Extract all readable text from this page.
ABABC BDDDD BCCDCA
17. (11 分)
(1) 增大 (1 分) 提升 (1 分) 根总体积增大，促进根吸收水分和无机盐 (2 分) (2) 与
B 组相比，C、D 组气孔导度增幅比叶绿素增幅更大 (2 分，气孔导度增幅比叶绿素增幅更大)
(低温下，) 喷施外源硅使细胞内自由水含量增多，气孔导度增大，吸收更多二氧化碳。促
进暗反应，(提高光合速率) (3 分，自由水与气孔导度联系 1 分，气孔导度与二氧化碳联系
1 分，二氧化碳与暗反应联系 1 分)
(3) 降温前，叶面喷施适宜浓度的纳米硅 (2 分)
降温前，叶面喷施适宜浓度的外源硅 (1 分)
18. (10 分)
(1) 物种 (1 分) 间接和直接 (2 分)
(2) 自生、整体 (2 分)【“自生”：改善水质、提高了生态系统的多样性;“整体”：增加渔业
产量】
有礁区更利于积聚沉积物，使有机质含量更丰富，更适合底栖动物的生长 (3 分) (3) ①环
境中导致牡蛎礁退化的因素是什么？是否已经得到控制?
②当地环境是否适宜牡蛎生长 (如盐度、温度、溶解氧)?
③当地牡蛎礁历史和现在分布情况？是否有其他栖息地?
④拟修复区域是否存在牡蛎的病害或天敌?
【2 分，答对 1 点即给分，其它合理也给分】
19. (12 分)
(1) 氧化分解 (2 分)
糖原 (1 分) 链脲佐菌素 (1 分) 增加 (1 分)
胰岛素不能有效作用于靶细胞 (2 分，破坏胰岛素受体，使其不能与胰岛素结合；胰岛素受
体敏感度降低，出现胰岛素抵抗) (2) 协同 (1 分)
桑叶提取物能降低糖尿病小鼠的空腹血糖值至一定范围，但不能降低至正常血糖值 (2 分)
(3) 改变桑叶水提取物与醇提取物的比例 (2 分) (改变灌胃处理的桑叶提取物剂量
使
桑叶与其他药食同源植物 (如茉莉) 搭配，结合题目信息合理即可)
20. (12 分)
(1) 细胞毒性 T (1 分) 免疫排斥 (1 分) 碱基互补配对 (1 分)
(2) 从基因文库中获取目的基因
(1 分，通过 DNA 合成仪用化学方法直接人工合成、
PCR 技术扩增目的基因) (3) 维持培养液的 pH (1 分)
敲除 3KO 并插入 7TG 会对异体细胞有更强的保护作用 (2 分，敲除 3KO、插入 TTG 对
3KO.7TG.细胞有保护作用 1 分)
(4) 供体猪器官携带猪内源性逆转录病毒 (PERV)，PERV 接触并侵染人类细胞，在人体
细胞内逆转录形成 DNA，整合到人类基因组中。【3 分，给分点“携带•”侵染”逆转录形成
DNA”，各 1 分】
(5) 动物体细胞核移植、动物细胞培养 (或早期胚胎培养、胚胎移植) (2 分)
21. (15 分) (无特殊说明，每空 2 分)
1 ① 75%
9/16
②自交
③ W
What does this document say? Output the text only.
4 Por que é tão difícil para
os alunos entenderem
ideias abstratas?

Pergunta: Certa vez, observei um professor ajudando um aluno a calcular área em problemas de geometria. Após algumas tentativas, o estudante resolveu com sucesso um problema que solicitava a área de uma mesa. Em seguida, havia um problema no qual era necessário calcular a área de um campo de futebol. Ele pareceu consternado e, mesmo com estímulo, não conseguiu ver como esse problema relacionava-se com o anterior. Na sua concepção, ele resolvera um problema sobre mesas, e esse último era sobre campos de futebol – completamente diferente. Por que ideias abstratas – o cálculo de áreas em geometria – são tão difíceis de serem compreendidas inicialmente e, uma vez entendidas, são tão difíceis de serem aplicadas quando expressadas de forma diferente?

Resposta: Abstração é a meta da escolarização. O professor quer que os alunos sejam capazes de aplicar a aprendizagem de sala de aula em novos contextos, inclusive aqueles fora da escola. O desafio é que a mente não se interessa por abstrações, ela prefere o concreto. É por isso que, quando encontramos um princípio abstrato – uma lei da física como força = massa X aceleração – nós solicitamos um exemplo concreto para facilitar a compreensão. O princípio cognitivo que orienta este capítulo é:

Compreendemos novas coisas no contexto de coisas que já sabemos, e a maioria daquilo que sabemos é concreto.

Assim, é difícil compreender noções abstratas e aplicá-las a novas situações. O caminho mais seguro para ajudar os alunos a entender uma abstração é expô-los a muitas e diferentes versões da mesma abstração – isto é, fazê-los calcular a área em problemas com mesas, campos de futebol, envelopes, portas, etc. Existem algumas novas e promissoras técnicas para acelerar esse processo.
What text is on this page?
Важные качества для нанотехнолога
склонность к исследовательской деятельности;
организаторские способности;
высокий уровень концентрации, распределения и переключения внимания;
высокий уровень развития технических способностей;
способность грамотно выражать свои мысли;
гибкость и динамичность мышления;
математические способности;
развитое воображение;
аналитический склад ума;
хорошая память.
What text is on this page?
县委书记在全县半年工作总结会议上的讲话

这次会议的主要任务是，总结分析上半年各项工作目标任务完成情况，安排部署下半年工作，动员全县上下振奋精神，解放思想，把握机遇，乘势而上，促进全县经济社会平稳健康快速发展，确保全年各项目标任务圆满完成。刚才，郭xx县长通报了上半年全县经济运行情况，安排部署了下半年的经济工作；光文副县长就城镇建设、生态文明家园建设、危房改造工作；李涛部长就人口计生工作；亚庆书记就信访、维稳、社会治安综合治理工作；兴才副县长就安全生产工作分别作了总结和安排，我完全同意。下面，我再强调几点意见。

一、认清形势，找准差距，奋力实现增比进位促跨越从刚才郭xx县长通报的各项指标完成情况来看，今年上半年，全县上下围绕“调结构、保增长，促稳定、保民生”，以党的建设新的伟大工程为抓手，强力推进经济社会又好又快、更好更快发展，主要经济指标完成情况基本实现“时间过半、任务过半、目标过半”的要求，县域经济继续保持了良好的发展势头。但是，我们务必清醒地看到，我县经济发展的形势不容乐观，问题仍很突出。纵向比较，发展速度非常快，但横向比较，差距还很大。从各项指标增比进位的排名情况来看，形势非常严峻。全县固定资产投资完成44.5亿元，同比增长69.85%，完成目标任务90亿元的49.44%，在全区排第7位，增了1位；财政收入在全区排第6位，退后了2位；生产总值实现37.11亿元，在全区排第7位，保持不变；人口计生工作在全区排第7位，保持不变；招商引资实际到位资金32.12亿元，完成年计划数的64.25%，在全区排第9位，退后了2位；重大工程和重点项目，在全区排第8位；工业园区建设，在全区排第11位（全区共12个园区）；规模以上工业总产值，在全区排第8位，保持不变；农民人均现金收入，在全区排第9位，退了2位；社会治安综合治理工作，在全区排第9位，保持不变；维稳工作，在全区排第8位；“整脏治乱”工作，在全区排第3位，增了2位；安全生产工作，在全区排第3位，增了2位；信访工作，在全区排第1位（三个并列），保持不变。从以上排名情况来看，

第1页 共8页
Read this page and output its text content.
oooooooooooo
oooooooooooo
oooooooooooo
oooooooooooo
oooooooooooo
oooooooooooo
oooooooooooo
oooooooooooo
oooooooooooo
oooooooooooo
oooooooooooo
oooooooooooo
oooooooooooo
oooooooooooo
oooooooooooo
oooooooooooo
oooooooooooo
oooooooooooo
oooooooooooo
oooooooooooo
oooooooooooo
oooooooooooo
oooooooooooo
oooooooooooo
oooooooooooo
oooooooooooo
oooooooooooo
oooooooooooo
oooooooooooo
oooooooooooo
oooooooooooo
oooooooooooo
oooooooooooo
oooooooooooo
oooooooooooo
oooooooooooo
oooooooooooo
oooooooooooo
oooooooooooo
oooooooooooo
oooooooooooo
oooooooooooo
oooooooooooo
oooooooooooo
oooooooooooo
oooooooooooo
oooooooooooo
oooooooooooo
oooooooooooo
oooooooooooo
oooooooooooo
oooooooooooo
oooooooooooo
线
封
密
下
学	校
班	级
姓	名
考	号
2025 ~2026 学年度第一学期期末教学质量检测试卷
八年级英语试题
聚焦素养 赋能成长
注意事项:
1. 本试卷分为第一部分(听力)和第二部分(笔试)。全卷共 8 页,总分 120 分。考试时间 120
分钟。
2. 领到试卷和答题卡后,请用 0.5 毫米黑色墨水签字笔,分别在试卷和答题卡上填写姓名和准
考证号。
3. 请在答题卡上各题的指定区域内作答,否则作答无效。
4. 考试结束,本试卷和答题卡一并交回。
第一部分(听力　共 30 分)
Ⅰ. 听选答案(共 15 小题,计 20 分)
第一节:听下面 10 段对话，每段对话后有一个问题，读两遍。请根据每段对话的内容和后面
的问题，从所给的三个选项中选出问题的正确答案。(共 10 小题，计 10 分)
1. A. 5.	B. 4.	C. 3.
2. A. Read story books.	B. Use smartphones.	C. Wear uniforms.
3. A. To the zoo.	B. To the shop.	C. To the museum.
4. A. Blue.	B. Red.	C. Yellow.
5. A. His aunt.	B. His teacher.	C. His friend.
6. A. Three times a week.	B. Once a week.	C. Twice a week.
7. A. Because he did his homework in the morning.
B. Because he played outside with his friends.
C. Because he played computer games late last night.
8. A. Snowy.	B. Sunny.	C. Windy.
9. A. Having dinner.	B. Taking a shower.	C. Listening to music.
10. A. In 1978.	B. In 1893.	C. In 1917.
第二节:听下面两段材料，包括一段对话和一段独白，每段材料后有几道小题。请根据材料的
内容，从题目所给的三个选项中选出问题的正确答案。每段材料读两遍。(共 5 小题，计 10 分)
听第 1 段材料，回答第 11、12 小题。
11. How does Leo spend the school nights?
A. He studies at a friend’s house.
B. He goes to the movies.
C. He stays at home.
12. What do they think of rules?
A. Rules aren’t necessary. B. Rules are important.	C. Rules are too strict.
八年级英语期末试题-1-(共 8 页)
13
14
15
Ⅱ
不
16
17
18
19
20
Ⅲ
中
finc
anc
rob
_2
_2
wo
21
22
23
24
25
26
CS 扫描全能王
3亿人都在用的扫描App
________________________
Pull every line containing the word "высокий" out of the material.

высокий уровень концентрации, распределения и переключения внимания;
высокий уровень развития технических способностей;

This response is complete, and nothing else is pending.